**Given exercise**: Extract the text of each entry below exactly, leaving every image behind.

[Items from a data source]
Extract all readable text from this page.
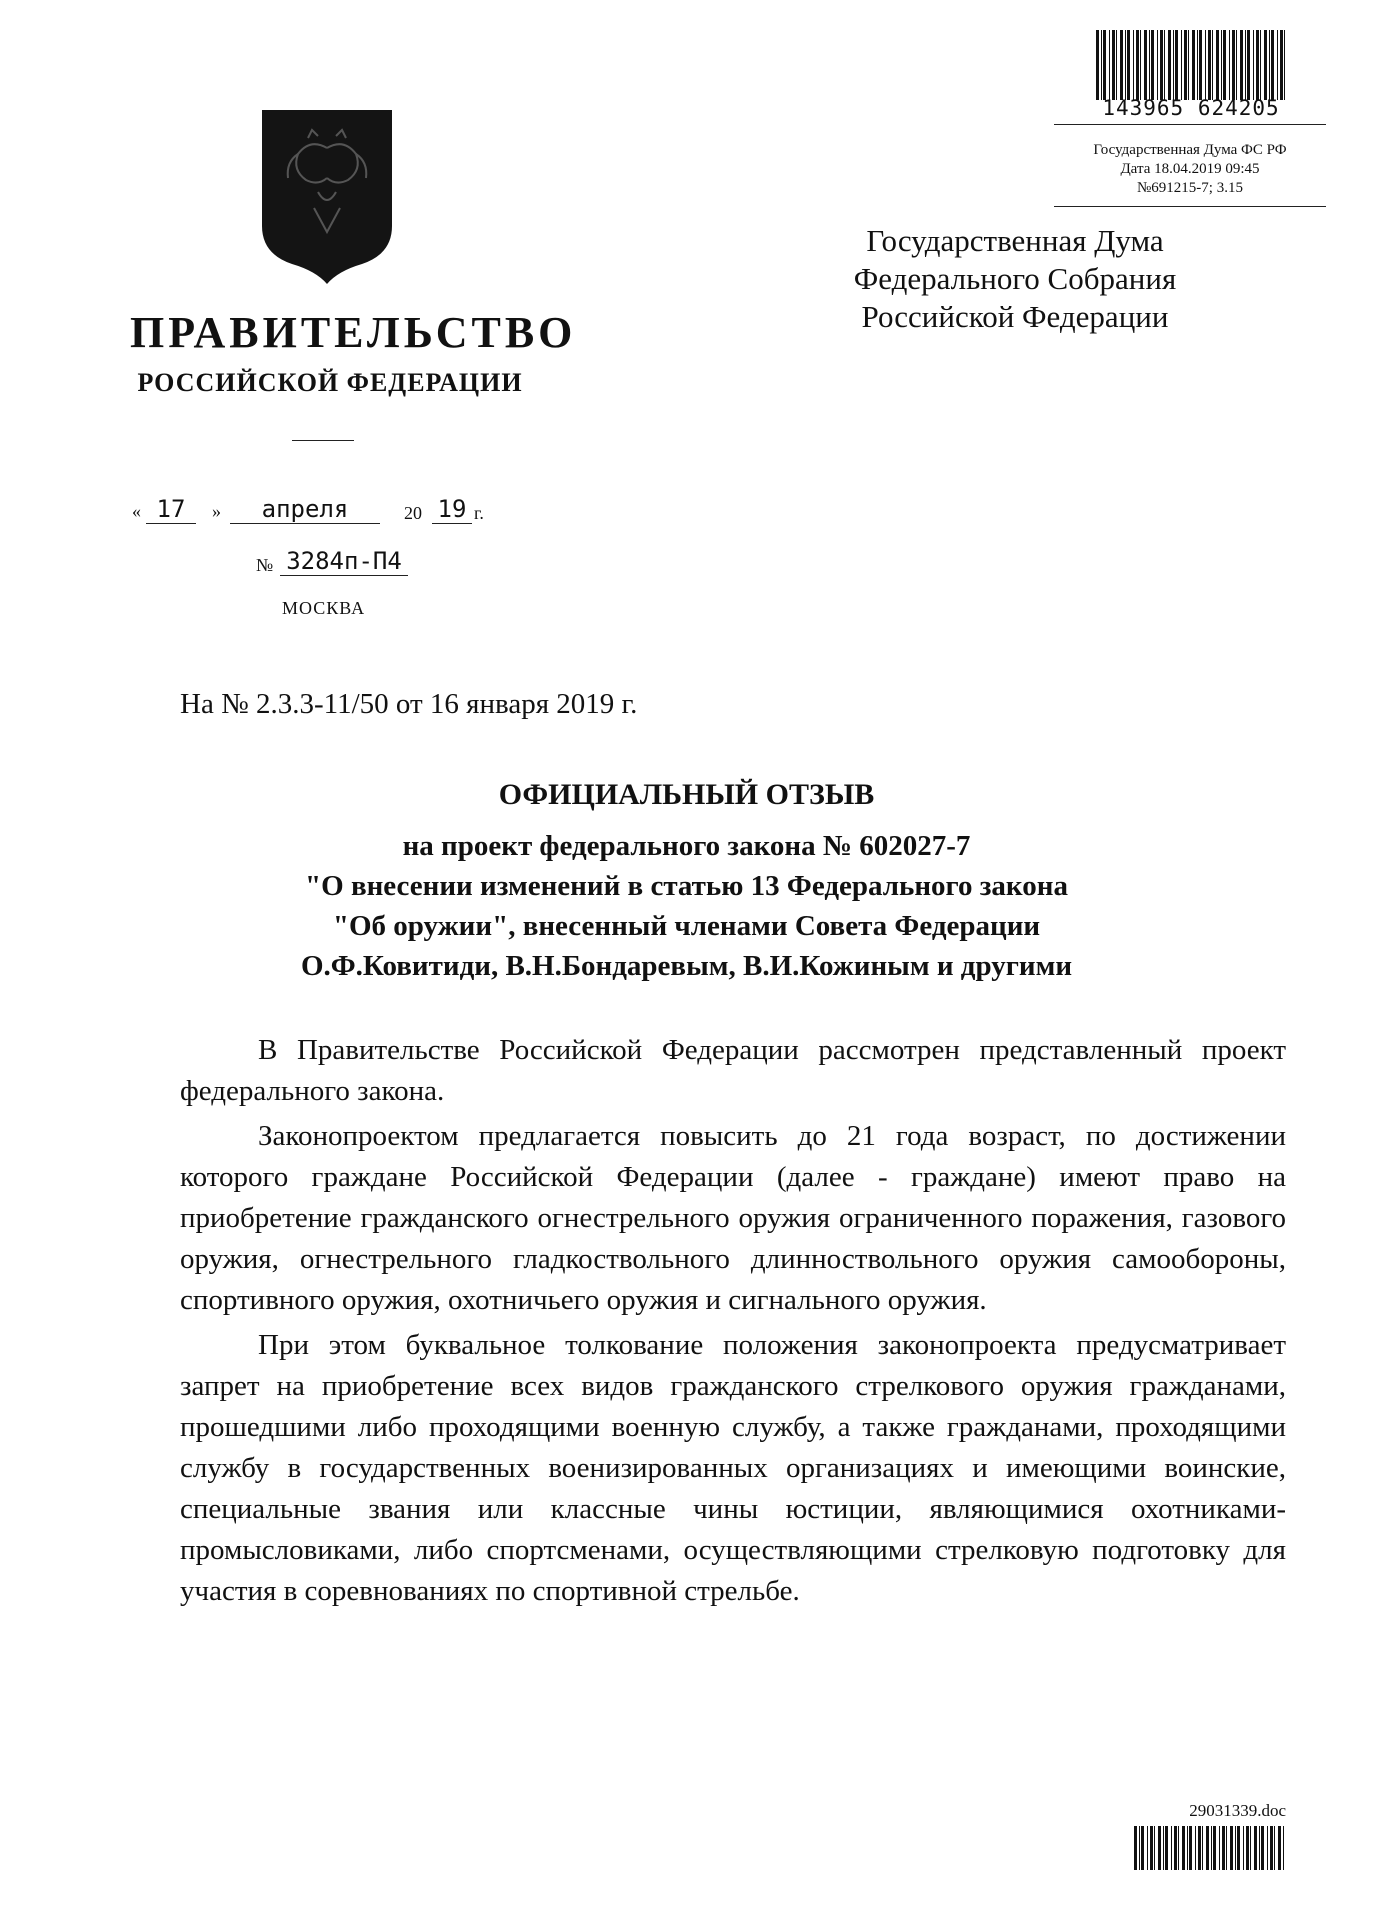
143965 624205
Государственная Дума ФС РФ
Дата 18.04.2019 09:45
№691215-7; 3.15
ПРАВИТЕЛЬСТВО
РОССИЙСКОЙ ФЕДЕРАЦИИ
Государственная Дума
Федерального Собрания
Российской Федерации
« 17	»	апреля	20 19 г.
№ 3284п-П4
МОСКВА
На № 2.3.3-11/50 от 16 января 2019 г.
ОФИЦИАЛЬНЫЙ ОТЗЫВ
на проект федерального закона № 602027-7
"О внесении изменений в статью 13 Федерального закона
"Об оружии", внесенный членами Совета Федерации
О.Ф.Ковитиди, В.Н.Бондаревым, В.И.Кожиным и другими

В Правительстве Российской Федерации рассмотрен представленный проект федерального закона.

Законопроектом предлагается повысить до 21 года возраст, по достижении которого граждане Российской Федерации (далее - граждане) имеют право на приобретение гражданского огнестрельного оружия ограниченного поражения, газового оружия, огнестрельного гладкоствольного длинноствольного оружия самообороны, спортивного оружия, охотничьего оружия и сигнального оружия.

При этом буквальное толкование положения законопроекта предусматривает запрет на приобретение всех видов гражданского стрелкового оружия гражданами, прошедшими либо проходящими военную службу, а также гражданами, проходящими службу в государственных военизированных организациях и имеющими воинские, специальные звания или классные чины юстиции, являющимися охотниками-промысловиками, либо спортсменами, осуществляющими стрелковую подготовку для участия в соревнованиях по спортивной стрельбе.

29031339.doc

**Solution for this task**:
Extract all readable text from this page.
143965 624205
Государственная Дума ФС РФ
Дата 18.04.2019 09:45
№691215-7; 3.15
ПРАВИТЕЛЬСТВО
РОССИЙСКОЙ ФЕДЕРАЦИИ
Государственная Дума
Федерального Собрания
Российской Федерации
« 17	»	апреля	20 19 г.
№ 3284п-П4
МОСКВА
На № 2.3.3-11/50 от 16 января 2019 г.
ОФИЦИАЛЬНЫЙ ОТЗЫВ
на проект федерального закона № 602027-7
"О внесении изменений в статью 13 Федерального закона
"Об оружии", внесенный членами Совета Федерации
О.Ф.Ковитиди, В.Н.Бондаревым, В.И.Кожиным и другими

В Правительстве Российской Федерации рассмотрен представленный проект федерального закона.

Законопроектом предлагается повысить до 21 года возраст, по достижении которого граждане Российской Федерации (далее - граждане) имеют право на приобретение гражданского огнестрельного оружия ограниченного поражения, газового оружия, огнестрельного гладкоствольного длинноствольного оружия самообороны, спортивного оружия, охотничьего оружия и сигнального оружия.

При этом буквальное толкование положения законопроекта предусматривает запрет на приобретение всех видов гражданского стрелкового оружия гражданами, прошедшими либо проходящими военную службу, а также гражданами, проходящими службу в государственных военизированных организациях и имеющими воинские, специальные звания или классные чины юстиции, являющимися охотниками-промысловиками, либо спортсменами, осуществляющими стрелковую подготовку для участия в соревнованиях по спортивной стрельбе.

29031339.doc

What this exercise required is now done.